_Written exercise_
Return every record below exactly as written, but leave out the pictures.
--- Supplied entries ---
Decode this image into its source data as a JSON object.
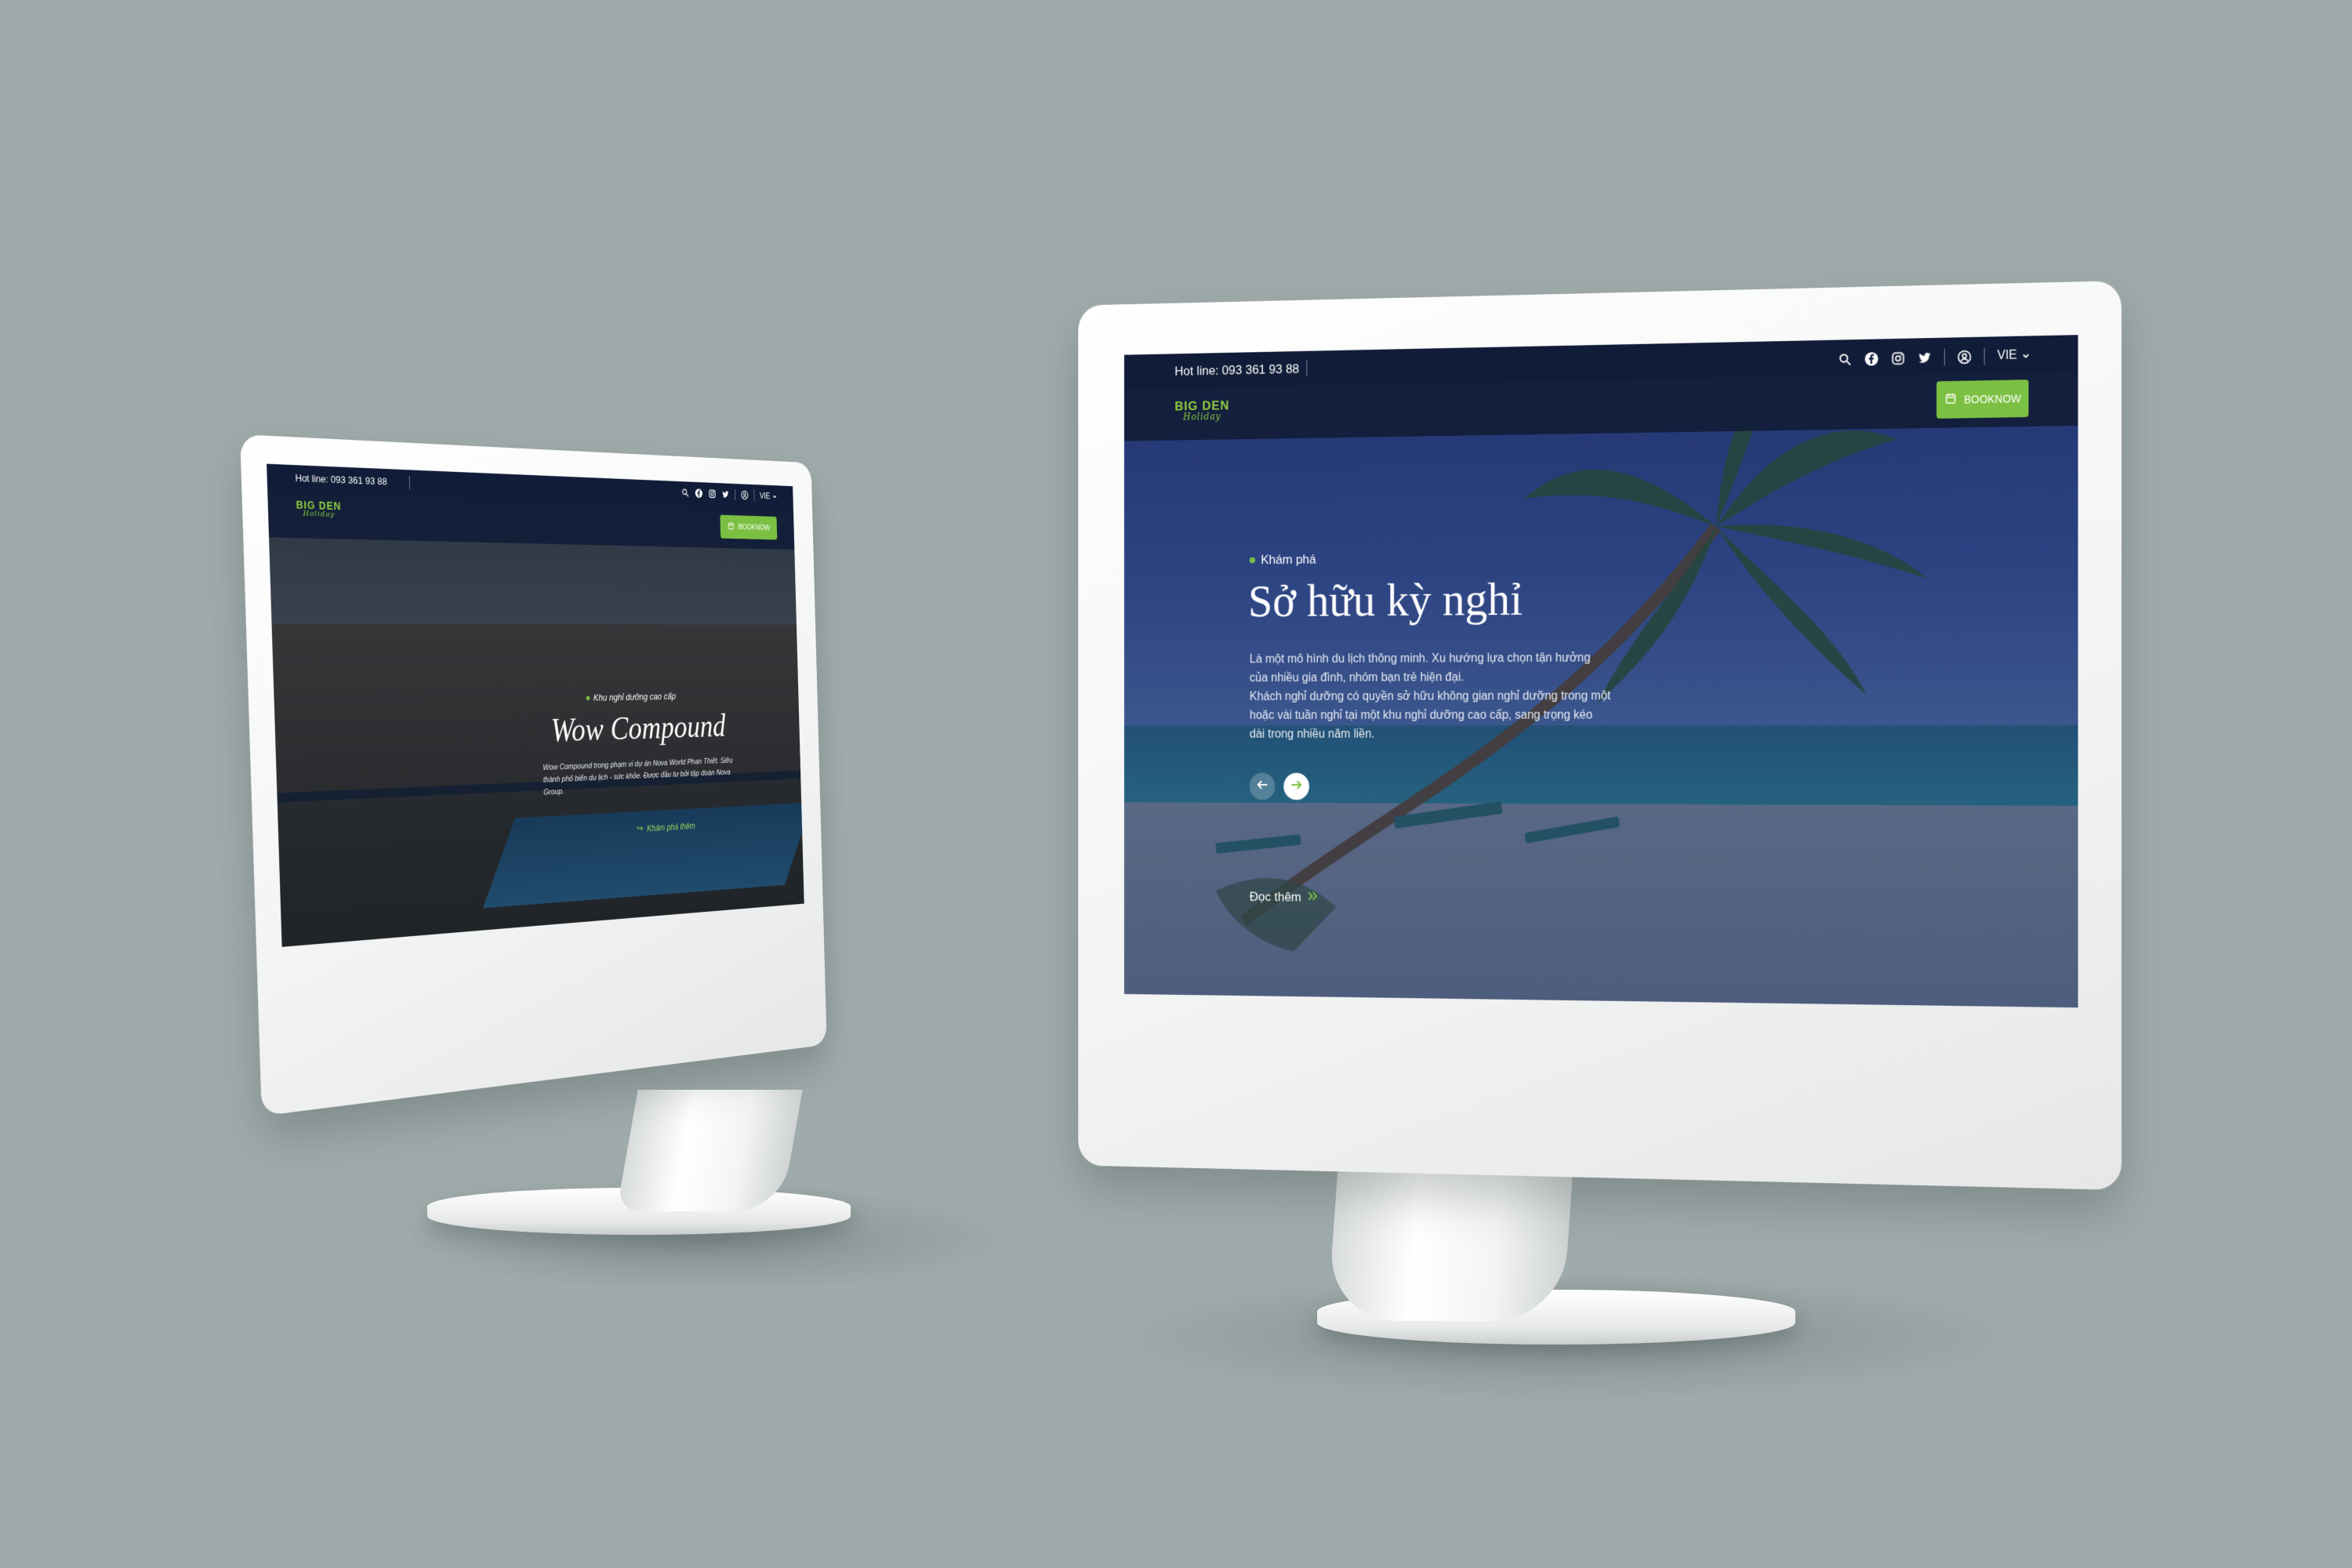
{
  "colors": {
    "background": "#9fabaa",
    "header_navy": "#111d38",
    "accent_green": "#7cc043",
    "monitor_white": "#f4f5f5"
  },
  "left_monitor": {
    "hotline": "Hot line: 093 361 93 88",
    "language": "VIE",
    "book_button": "BOOKNOW",
    "hero": {
      "eyebrow": "Khu nghỉ dưỡng cao cấp",
      "title": "Wow Compound",
      "description": "Wow Compound trong phạm vi dự án Nova World Phan Thiết. Siêu thành phố biển du lịch - sức khỏe. Được đầu tư bởi tập đoàn Nova Group.",
      "cta": "Khám phá thêm"
    },
    "icons": [
      "search-icon",
      "facebook-icon",
      "instagram-icon",
      "twitter-icon",
      "user-icon",
      "chevron-down-icon"
    ]
  },
  "right_monitor": {
    "hotline": "Hot line: 093 361 93 88",
    "language": "VIE",
    "book_button": "BOOKNOW",
    "hero": {
      "eyebrow": "Khám phá",
      "title": "Sở hữu kỳ nghỉ",
      "description_1": "Là một mô hình du lịch thông minh. Xu hướng lựa chọn tận hưởng của nhiều gia đình, nhóm bạn trẻ hiện đại.",
      "description_2": "Khách nghỉ dưỡng có quyền sở hữu không gian nghỉ dưỡng trong một hoặc vài tuần nghỉ tại một khu nghỉ dưỡng cao cấp, sang trọng kéo dài trong nhiều năm liền.",
      "read_more": "Đọc thêm"
    },
    "icons": [
      "search-icon",
      "facebook-icon",
      "instagram-icon",
      "twitter-icon",
      "user-icon",
      "chevron-down-icon",
      "arrow-left-icon",
      "arrow-right-icon",
      "double-chevron-right-icon"
    ]
  }
}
---
_Output_
Decode this image into its source data as a JSON object.
{
  "colors": {
    "background": "#9fabaa",
    "header_navy": "#111d38",
    "accent_green": "#7cc043",
    "monitor_white": "#f4f5f5"
  },
  "left_monitor": {
    "hotline": "Hot line: 093 361 93 88",
    "language": "VIE",
    "book_button": "BOOKNOW",
    "hero": {
      "eyebrow": "Khu nghỉ dưỡng cao cấp",
      "title": "Wow Compound",
      "description": "Wow Compound trong phạm vi dự án Nova World Phan Thiết. Siêu thành phố biển du lịch - sức khỏe. Được đầu tư bởi tập đoàn Nova Group.",
      "cta": "Khám phá thêm"
    },
    "icons": [
      "search-icon",
      "facebook-icon",
      "instagram-icon",
      "twitter-icon",
      "user-icon",
      "chevron-down-icon"
    ]
  },
  "right_monitor": {
    "hotline": "Hot line: 093 361 93 88",
    "language": "VIE",
    "book_button": "BOOKNOW",
    "hero": {
      "eyebrow": "Khám phá",
      "title": "Sở hữu kỳ nghỉ",
      "description_1": "Là một mô hình du lịch thông minh. Xu hướng lựa chọn tận hưởng của nhiều gia đình, nhóm bạn trẻ hiện đại.",
      "description_2": "Khách nghỉ dưỡng có quyền sở hữu không gian nghỉ dưỡng trong một hoặc vài tuần nghỉ tại một khu nghỉ dưỡng cao cấp, sang trọng kéo dài trong nhiều năm liền.",
      "read_more": "Đọc thêm"
    },
    "icons": [
      "search-icon",
      "facebook-icon",
      "instagram-icon",
      "twitter-icon",
      "user-icon",
      "chevron-down-icon",
      "arrow-left-icon",
      "arrow-right-icon",
      "double-chevron-right-icon"
    ]
  }
}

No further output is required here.